____ Data records

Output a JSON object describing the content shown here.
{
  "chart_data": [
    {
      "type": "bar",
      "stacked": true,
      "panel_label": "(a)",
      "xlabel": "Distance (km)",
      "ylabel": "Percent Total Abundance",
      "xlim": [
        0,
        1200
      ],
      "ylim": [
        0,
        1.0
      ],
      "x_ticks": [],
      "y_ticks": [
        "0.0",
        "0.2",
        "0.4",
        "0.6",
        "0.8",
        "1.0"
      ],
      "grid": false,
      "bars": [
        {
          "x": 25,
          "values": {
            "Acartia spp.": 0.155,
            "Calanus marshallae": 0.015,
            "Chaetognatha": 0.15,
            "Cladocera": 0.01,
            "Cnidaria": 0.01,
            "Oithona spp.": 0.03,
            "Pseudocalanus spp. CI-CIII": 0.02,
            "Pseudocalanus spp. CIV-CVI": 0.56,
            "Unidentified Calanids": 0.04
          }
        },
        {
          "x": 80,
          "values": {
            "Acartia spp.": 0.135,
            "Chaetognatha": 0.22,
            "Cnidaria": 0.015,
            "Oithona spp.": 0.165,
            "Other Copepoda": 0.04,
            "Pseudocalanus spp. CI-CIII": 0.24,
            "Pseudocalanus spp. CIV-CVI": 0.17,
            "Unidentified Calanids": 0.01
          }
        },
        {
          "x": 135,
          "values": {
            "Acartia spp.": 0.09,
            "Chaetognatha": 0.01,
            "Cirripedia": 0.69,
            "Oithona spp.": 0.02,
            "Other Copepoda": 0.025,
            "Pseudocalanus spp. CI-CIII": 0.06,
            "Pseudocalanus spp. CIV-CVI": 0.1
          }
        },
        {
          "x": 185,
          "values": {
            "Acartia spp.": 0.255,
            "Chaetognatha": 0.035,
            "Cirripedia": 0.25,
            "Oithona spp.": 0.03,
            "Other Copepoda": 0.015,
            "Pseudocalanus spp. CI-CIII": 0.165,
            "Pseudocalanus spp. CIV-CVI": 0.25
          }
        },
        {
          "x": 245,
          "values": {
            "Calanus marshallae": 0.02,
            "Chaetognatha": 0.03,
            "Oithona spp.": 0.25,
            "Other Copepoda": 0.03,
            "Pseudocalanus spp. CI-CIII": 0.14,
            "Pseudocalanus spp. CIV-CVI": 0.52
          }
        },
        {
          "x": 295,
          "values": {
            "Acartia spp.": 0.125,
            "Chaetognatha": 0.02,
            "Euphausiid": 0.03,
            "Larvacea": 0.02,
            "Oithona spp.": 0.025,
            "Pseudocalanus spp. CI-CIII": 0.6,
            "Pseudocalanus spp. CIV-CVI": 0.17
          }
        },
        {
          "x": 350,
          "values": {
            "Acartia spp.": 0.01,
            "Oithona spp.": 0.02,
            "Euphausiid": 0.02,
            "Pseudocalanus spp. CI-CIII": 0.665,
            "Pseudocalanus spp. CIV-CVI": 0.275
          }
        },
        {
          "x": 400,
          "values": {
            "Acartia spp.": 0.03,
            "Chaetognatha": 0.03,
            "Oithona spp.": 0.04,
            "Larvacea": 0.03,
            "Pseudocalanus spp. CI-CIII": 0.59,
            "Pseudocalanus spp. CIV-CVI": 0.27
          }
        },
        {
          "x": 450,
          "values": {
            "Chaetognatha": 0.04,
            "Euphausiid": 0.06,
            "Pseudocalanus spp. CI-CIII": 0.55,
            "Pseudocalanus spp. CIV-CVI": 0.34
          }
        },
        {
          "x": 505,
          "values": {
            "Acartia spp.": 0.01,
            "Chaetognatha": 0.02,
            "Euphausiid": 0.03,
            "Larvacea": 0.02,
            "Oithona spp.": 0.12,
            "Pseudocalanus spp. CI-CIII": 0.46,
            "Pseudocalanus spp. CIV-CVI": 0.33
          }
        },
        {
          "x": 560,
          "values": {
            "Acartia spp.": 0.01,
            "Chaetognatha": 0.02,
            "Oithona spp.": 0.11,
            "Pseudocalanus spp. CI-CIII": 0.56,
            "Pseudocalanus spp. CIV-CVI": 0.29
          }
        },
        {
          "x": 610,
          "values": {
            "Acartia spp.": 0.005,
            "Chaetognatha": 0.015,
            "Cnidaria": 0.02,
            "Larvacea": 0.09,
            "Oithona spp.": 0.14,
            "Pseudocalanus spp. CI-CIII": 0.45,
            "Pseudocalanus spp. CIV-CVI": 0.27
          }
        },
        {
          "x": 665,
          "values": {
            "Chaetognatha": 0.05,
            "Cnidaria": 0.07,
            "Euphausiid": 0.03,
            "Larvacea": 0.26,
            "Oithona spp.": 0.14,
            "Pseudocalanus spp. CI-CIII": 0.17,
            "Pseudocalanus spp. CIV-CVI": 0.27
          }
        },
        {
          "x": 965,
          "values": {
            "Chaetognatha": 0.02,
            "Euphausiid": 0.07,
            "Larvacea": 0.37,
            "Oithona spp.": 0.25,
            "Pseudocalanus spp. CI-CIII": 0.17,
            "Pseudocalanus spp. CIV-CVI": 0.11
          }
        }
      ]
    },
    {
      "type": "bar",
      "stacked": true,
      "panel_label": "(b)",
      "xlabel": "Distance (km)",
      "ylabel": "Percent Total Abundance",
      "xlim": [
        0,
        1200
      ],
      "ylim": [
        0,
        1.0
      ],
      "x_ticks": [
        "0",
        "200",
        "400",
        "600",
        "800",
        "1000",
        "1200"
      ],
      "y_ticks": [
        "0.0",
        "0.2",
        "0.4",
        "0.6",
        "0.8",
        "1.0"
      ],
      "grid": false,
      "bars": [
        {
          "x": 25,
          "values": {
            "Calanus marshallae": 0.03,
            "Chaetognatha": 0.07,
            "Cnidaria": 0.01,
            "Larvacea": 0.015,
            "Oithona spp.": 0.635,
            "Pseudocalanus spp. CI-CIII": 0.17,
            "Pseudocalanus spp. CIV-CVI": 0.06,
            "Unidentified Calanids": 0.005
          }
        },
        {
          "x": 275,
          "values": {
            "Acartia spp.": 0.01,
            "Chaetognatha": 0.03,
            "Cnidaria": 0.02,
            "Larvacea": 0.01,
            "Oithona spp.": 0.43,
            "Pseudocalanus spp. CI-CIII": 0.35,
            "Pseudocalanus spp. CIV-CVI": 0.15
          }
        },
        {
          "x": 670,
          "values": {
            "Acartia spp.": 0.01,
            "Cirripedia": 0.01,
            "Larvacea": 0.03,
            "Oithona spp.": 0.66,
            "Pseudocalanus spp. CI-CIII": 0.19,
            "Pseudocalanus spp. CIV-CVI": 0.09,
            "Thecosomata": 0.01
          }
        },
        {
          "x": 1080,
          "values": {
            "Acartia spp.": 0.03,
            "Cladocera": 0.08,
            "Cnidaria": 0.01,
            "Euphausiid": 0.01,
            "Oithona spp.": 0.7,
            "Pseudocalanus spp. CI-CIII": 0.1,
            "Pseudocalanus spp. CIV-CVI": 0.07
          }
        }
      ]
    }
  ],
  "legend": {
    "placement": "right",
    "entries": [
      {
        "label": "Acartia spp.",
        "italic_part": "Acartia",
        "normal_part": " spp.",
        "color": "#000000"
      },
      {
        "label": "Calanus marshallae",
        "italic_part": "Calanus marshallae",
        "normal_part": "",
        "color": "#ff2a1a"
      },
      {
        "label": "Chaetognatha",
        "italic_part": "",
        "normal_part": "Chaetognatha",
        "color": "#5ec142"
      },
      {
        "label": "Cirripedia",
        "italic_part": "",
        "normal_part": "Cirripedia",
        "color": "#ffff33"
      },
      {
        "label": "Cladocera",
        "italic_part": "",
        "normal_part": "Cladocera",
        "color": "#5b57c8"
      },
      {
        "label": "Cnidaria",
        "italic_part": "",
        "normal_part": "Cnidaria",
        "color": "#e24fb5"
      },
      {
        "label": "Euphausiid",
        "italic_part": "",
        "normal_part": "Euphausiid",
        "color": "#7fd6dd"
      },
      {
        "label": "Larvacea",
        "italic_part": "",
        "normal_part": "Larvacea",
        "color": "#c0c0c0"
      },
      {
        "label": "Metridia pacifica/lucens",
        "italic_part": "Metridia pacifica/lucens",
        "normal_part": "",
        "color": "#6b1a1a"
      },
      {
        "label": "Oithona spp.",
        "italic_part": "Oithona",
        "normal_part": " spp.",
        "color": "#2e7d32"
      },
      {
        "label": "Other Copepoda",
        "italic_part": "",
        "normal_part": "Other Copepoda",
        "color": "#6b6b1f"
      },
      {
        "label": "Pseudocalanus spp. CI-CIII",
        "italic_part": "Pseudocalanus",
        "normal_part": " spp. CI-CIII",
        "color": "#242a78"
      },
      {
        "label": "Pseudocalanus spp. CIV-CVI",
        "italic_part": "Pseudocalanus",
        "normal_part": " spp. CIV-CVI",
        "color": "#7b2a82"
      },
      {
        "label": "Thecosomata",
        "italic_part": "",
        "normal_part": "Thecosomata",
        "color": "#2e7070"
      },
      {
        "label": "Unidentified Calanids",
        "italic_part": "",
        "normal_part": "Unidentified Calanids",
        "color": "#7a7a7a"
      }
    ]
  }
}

________

- **Directions for this task**:
Filter for "Calanids". Return all lines that hold it.

- **Result for this exercise**:
            "Unidentified Calanids": 0.04
            "Unidentified Calanids": 0.01
            "Unidentified Calanids": 0.005
        "label": "Unidentified Calanids",
        "normal_part": "Unidentified Calanids",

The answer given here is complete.